Job — In the records below, can you reproduce word for word every line from the one containing "hashtag-icon — [657, 1249, 689, 1285]" up to and including the one containing "chat-header: 그룹채팅 11 — [0, 0, 720, 100]"?

(Data extracted from a collection)
** START **

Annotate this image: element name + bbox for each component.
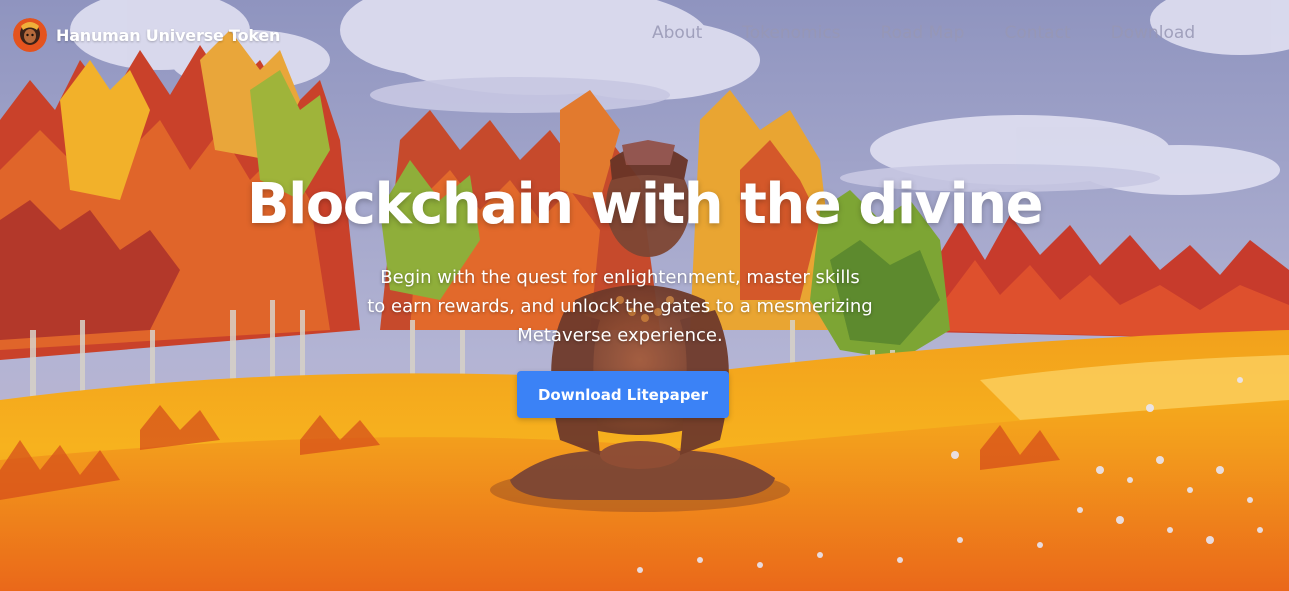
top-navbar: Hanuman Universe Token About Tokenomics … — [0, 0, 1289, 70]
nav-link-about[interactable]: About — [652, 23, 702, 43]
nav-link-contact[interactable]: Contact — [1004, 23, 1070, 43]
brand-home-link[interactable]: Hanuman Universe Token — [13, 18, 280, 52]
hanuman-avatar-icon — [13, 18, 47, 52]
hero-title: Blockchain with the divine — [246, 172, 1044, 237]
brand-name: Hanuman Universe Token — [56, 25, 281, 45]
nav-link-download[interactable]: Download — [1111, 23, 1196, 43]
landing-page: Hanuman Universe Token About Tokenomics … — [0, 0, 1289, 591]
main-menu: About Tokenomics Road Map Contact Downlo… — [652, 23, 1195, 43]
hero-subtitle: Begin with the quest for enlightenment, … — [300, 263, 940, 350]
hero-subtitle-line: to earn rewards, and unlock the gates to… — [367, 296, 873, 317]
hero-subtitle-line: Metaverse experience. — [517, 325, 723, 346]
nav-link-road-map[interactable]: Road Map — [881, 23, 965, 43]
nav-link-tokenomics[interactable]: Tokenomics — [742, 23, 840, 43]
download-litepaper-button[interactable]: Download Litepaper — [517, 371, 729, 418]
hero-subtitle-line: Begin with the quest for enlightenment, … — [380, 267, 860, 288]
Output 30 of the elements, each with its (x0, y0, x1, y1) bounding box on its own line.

** END **
** START **

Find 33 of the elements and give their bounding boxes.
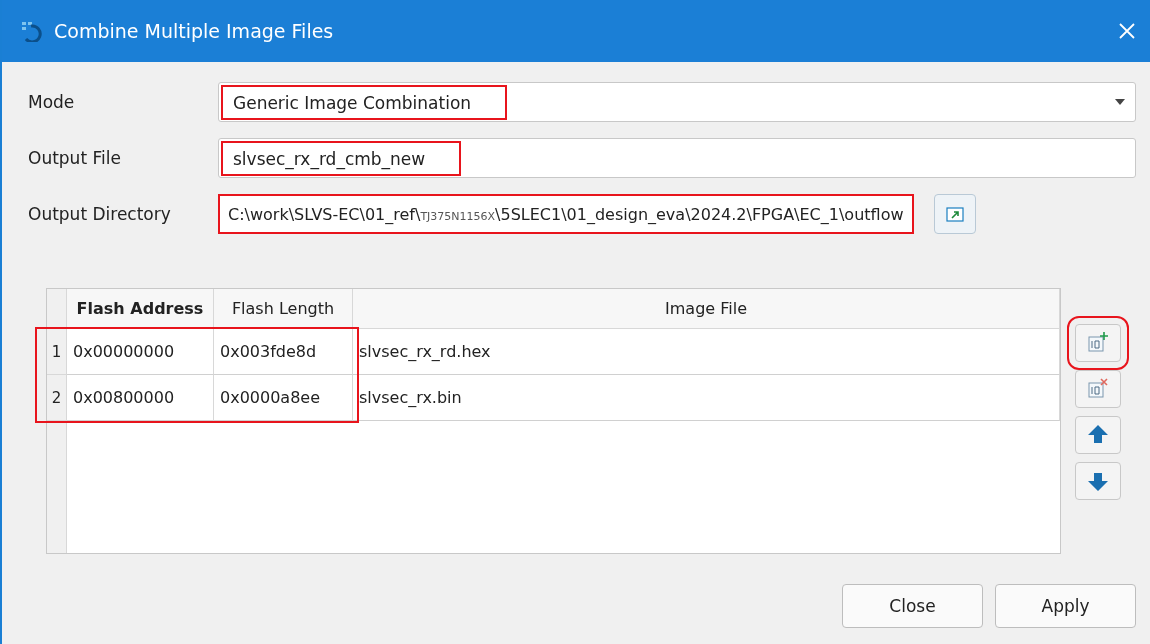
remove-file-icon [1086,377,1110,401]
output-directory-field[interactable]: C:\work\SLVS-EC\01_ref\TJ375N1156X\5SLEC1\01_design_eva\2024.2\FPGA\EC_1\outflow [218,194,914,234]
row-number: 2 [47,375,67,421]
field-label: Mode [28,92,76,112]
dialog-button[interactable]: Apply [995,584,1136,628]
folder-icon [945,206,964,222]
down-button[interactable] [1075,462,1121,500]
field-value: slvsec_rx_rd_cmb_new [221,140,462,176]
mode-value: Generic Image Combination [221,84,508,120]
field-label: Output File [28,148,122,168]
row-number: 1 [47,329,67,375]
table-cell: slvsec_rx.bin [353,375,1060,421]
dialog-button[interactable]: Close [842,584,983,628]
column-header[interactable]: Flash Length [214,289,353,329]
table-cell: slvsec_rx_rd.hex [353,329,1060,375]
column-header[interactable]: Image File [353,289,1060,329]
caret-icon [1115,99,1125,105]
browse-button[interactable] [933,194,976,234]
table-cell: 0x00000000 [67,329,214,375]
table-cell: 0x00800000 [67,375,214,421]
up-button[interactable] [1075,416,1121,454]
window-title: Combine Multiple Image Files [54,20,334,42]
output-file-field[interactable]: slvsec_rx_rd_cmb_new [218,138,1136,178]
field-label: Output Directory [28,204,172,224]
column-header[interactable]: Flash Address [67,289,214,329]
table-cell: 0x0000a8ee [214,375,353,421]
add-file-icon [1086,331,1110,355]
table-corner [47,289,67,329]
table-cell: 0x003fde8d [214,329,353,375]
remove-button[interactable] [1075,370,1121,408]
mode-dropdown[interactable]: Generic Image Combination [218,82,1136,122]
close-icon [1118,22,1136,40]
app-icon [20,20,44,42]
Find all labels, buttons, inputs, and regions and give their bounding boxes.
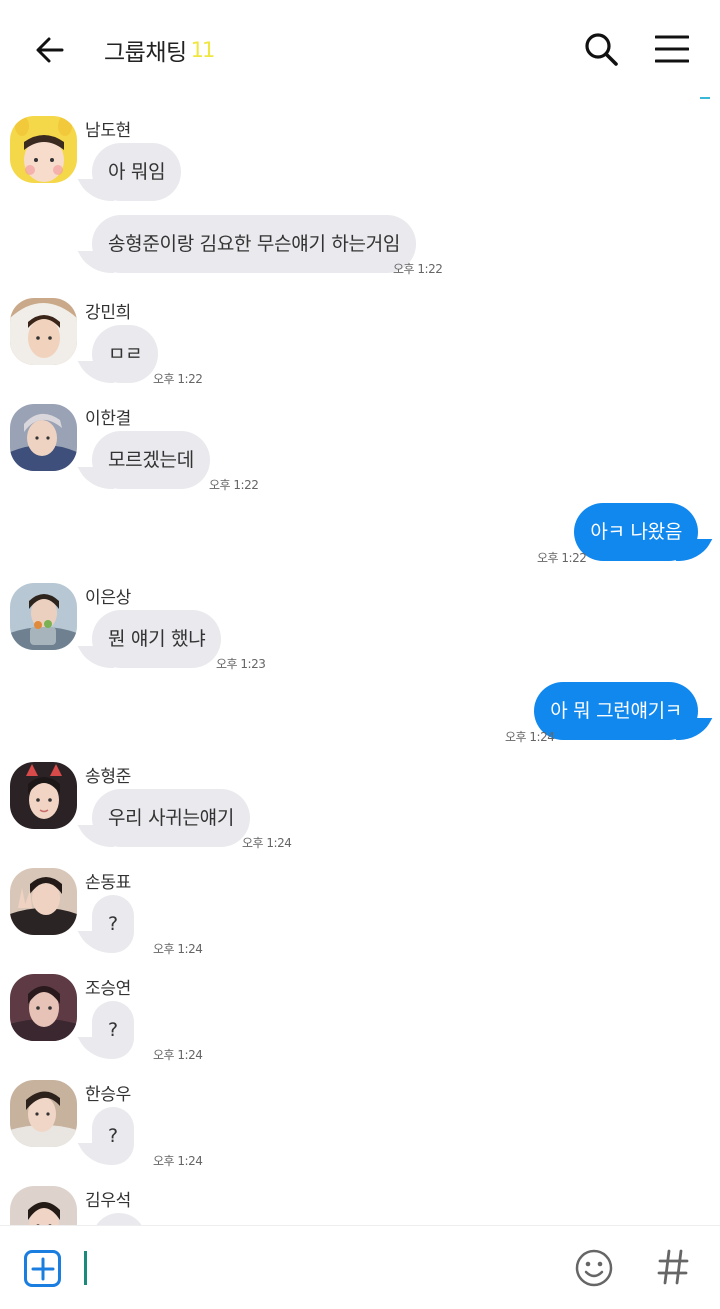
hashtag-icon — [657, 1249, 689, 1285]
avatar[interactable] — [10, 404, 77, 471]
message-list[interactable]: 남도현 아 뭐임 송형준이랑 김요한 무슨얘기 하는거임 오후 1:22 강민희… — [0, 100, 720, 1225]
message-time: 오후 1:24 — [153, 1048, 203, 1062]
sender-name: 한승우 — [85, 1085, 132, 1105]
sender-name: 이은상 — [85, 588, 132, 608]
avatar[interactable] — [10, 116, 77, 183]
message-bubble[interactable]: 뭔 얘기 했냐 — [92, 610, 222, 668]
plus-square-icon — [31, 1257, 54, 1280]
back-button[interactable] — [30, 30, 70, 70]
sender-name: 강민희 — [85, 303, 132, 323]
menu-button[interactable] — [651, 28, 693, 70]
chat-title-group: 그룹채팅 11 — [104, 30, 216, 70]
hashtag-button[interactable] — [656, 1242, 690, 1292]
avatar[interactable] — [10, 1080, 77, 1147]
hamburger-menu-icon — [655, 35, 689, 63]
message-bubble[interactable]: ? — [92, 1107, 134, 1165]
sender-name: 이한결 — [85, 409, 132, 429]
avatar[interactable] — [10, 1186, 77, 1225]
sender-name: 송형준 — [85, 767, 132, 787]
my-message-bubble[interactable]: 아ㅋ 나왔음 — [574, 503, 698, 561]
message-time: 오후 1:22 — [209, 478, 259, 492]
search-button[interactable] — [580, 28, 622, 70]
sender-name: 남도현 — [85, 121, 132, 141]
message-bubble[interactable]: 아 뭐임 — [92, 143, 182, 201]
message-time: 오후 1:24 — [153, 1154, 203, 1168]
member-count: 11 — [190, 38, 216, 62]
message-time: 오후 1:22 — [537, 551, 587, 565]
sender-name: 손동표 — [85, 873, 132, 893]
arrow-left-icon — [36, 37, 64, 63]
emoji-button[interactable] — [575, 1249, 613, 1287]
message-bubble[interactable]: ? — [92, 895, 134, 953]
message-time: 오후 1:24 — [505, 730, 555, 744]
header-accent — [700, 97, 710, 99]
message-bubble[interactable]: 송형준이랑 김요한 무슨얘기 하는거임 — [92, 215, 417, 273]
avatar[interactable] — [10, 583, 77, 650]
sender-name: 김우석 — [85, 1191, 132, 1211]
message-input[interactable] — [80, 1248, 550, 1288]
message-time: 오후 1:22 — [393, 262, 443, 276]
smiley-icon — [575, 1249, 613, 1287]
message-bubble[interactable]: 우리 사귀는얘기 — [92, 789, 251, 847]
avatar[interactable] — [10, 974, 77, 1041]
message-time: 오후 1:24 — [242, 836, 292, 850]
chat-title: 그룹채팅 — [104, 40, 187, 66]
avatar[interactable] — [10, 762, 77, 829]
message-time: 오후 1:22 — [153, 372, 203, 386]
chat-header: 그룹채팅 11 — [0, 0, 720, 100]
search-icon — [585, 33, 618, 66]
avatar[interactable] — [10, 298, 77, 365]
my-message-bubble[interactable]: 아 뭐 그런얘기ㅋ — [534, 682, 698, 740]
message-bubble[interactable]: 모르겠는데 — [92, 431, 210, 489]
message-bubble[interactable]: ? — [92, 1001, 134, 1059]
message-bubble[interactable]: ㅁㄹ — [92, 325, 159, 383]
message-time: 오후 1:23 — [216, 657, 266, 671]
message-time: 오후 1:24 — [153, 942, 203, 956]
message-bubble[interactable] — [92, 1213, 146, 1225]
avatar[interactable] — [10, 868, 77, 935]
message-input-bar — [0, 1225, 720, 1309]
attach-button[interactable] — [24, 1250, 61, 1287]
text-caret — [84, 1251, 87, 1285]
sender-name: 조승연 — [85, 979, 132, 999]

** END **
** START **

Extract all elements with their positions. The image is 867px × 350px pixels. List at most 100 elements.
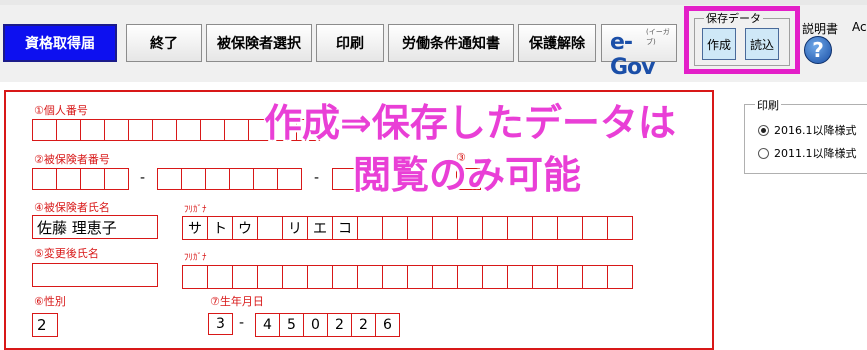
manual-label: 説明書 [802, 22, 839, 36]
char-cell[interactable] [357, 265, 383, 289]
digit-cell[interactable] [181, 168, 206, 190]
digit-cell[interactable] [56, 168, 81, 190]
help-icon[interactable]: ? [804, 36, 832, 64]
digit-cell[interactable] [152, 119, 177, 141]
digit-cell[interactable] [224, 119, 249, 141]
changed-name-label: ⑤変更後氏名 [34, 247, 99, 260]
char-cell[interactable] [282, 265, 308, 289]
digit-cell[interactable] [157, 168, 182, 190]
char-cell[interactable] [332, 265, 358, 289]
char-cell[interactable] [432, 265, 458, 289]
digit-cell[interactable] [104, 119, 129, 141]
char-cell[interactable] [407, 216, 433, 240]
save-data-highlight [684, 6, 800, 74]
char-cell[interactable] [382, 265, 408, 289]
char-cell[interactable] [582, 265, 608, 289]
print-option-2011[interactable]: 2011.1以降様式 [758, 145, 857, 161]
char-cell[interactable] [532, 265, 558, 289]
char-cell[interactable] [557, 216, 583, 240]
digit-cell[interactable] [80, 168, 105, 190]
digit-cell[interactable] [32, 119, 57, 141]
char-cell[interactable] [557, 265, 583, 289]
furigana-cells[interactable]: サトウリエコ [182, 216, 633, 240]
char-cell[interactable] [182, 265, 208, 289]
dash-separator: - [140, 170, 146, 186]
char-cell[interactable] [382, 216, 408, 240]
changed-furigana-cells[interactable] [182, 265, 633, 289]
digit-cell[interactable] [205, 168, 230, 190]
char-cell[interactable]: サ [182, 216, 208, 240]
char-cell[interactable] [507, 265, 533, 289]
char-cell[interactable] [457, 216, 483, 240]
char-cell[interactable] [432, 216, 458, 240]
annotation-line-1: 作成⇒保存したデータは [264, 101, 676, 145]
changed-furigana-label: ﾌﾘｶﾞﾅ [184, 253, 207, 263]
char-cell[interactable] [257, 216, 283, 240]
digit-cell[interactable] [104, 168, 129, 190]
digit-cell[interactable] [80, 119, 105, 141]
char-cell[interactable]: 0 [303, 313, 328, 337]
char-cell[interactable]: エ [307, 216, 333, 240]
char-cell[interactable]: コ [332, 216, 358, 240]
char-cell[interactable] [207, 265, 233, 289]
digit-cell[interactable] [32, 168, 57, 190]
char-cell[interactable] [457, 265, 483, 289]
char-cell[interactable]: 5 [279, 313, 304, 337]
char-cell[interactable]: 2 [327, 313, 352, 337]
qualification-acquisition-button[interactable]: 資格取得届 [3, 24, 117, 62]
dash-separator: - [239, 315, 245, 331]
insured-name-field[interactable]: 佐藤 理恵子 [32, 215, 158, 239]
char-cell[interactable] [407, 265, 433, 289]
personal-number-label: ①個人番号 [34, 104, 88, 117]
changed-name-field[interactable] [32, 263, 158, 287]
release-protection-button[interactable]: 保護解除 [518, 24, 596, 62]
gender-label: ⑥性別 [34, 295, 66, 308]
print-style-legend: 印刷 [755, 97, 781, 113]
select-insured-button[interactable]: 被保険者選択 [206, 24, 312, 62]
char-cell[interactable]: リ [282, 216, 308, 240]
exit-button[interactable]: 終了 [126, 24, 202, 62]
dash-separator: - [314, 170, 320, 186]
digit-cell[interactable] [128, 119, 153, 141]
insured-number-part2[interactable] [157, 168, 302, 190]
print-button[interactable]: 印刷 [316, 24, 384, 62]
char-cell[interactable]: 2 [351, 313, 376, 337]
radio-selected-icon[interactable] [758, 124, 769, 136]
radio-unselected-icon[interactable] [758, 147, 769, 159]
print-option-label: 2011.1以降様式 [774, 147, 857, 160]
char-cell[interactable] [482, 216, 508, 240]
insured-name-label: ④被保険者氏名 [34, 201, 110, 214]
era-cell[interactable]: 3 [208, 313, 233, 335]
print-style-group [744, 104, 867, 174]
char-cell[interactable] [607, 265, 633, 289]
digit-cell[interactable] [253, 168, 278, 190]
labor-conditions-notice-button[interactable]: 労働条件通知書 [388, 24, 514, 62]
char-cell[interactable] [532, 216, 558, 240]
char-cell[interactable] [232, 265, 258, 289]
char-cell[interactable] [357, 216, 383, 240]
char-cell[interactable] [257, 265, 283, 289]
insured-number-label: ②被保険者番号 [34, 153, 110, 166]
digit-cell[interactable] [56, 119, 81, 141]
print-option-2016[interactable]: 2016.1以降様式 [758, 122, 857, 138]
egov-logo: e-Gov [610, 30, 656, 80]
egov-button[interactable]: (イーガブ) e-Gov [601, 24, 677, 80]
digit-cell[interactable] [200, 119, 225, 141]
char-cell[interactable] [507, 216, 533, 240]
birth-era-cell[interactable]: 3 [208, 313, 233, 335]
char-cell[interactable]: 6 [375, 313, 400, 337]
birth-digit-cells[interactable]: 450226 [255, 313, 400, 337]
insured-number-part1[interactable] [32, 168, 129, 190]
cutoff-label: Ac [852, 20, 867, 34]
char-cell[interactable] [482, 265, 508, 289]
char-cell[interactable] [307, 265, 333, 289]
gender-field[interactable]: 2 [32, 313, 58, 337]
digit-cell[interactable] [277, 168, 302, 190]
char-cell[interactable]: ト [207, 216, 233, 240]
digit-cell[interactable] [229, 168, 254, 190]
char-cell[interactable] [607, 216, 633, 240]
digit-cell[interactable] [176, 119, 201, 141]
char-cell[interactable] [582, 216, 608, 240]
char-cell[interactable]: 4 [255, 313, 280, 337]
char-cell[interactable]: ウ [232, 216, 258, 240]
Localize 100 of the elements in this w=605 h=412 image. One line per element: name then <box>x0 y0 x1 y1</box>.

** END **

Task answer —
hashtag-icon — [657, 1249, 689, 1285]
avatar[interactable] — [10, 404, 77, 471]
message-list[interactable]: 남도현 아 뭐임 송형준이랑 김요한 무슨얘기 하는거임 오후 1:22 강민희… — [0, 100, 720, 1225]
message-time: 오후 1:24 — [153, 1048, 203, 1062]
sender-name: 한승우 — [85, 1085, 132, 1105]
sender-name: 이은상 — [85, 588, 132, 608]
avatar[interactable] — [10, 116, 77, 183]
message-bubble[interactable]: 뭔 얘기 했냐 — [92, 610, 222, 668]
plus-square-icon — [31, 1257, 54, 1280]
back-button[interactable] — [30, 30, 70, 70]
sender-name: 강민희 — [85, 303, 132, 323]
menu-button[interactable] — [651, 28, 693, 70]
chat-title-group: 그룹채팅 11 — [104, 30, 216, 70]
hashtag-button[interactable] — [656, 1242, 690, 1292]
avatar[interactable] — [10, 1080, 77, 1147]
hamburger-menu-icon — [655, 35, 689, 63]
message-bubble[interactable]: ? — [92, 1107, 134, 1165]
sender-name: 이한결 — [85, 409, 132, 429]
avatar[interactable] — [10, 1186, 77, 1225]
sender-name: 송형준 — [85, 767, 132, 787]
my-message-bubble[interactable]: 아ㅋ 나왔음 — [574, 503, 698, 561]
message-time: 오후 1:22 — [209, 478, 259, 492]
search-button[interactable] — [580, 28, 622, 70]
sender-name: 남도현 — [85, 121, 132, 141]
message-bubble[interactable]: 아 뭐임 — [92, 143, 182, 201]
message-time: 오후 1:24 — [153, 1154, 203, 1168]
member-count: 11 — [190, 38, 216, 62]
message-time: 오후 1:22 — [537, 551, 587, 565]
sender-name: 손동표 — [85, 873, 132, 893]
arrow-left-icon — [36, 37, 64, 63]
emoji-button[interactable] — [575, 1249, 613, 1287]
message-bubble[interactable]: ? — [92, 895, 134, 953]
message-time: 오후 1:24 — [505, 730, 555, 744]
header-accent — [700, 97, 710, 99]
message-bubble[interactable]: 송형준이랑 김요한 무슨얘기 하는거임 — [92, 215, 417, 273]
avatar[interactable] — [10, 583, 77, 650]
sender-name: 김우석 — [85, 1191, 132, 1211]
message-input[interactable] — [80, 1248, 550, 1288]
message-time: 오후 1:22 — [393, 262, 443, 276]
smiley-icon — [575, 1249, 613, 1287]
message-bubble[interactable]: 우리 사귀는얘기 — [92, 789, 251, 847]
avatar[interactable] — [10, 974, 77, 1041]
message-time: 오후 1:24 — [242, 836, 292, 850]
chat-title: 그룹채팅 — [104, 40, 187, 66]
avatar[interactable] — [10, 762, 77, 829]
message-time: 오후 1:22 — [153, 372, 203, 386]
chat-header: 그룹채팅 11 — [0, 0, 720, 100]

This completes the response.